● Goal
Switch "operating configuration" to "working configuration" in the lines running from the start of the material through the line containing "The cooling fan 32b is at (557, 237).", inclusive. Write out only those lines, leaving everything else unchanged.

Collected data:
## start
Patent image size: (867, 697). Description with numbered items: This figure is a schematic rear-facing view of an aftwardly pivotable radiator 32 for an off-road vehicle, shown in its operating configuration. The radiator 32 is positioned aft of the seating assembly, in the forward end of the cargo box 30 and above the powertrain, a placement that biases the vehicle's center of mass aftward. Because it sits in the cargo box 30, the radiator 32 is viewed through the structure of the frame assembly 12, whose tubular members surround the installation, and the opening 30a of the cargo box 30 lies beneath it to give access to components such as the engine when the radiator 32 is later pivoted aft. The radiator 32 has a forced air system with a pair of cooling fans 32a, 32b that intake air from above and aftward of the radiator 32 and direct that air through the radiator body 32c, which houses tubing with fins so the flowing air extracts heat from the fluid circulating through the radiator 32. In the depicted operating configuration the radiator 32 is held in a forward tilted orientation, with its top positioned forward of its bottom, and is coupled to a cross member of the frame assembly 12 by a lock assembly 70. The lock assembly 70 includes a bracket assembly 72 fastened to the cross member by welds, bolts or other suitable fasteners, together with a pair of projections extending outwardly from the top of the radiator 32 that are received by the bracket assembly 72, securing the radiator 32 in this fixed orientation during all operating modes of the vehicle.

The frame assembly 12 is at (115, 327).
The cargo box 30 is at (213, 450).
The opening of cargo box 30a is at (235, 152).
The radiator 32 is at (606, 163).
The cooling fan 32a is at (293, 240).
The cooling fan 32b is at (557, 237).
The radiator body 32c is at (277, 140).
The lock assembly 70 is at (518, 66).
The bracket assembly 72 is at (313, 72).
## end
● Completed exercise
Patent image size: (867, 697). Description with numbered items: This figure is a schematic rear-facing view of an aftwardly pivotable radiator 32 for an off-road vehicle, shown in its working configuration. The radiator 32 is positioned aft of the seating assembly, in the forward end of the cargo box 30 and above the powertrain, a placement that biases the vehicle's center of mass aftward. Because it sits in the cargo box 30, the radiator 32 is viewed through the structure of the frame assembly 12, whose tubular members surround the installation, and the opening 30a of the cargo box 30 lies beneath it to give access to components such as the engine when the radiator 32 is later pivoted aft. The radiator 32 has a forced air system with a pair of cooling fans 32a, 32b that intake air from above and aftward of the radiator 32 and direct that air through the radiator body 32c, which houses tubing with fins so the flowing air extracts heat from the fluid circulating through the radiator 32. In the depicted working configuration the radiator 32 is held in a forward tilted orientation, with its top positioned forward of its bottom, and is coupled to a cross member of the frame assembly 12 by a lock assembly 70. The lock assembly 70 includes a bracket assembly 72 fastened to the cross member by welds, bolts or other suitable fasteners, together with a pair of projections extending outwardly from the top of the radiator 32 that are received by the bracket assembly 72, securing the radiator 32 in this fixed orientation during all operating modes of the vehicle.

The frame assembly 12 is at (115, 327).
The cargo box 30 is at (213, 450).
The opening of cargo box 30a is at (235, 152).
The radiator 32 is at (606, 163).
The cooling fan 32a is at (293, 240).
The cooling fan 32b is at (557, 237).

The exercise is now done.